- WHAT IS NEEDED -
Where a line in the listing contains the string "района", copy that line out.

Data excerpts
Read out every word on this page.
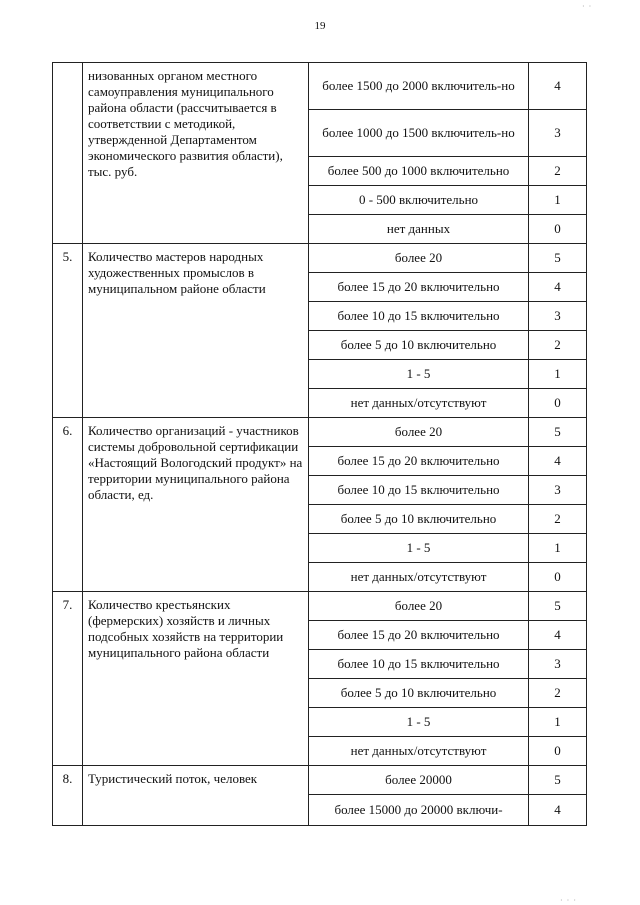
19
	низованных органом местного самоуправления муниципального района области (рассчитывается в соответствии с методикой, утвержденной Департаментом экономического развития области), тыс. руб.	более 1500 до 2000 включитель-но	4
		более 1000 до 1500 включитель-но	3
		более 500 до 1000 включительно	2
		0 - 500 включительно	1
		нет данных	0
5.	Количество мастеров народных художественных промыслов в муниципальном районе области	более 20	5
		более 15 до 20 включительно	4
		более 10 до 15 включительно	3
		более 5 до 10 включительно	2
		1 - 5	1
		нет данных/отсутствуют	0
6.	Количество организаций - участников системы добровольной сертификации «Настоящий Вологодский продукт» на территории муниципального района области, ед.	более 20	5
		более 15 до 20 включительно	4
		более 10 до 15 включительно	3
		более 5 до 10 включительно	2
		1 - 5	1
		нет данных/отсутствуют	0
7.	Количество крестьянских (фермерских) хозяйств и личных подсобных хозяйств на территории муниципального района области	более 20	5
		более 15 до 20 включительно	4
		более 10 до 15 включительно	3
		более 5 до 10 включительно	2
		1 - 5	1
		нет данных/отсутствуют	0
8.	Туристический поток, человек	более 20000	5
		более 15000 до 20000 включи-	4
· ·
· · ·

- EXERCISE SOLUTION -
	низованных органом местного самоуправления муниципального района области (рассчитывается в соответствии с методикой, утвержденной Департаментом экономического развития области), тыс. руб.	более 1500 до 2000 включитель-но	4
6.	Количество организаций - участников системы добровольной сертификации «Настоящий Вологодский продукт» на территории муниципального района области, ед.	более 20	5
7.	Количество крестьянских (фермерских) хозяйств и личных подсобных хозяйств на территории муниципального района области	более 20	5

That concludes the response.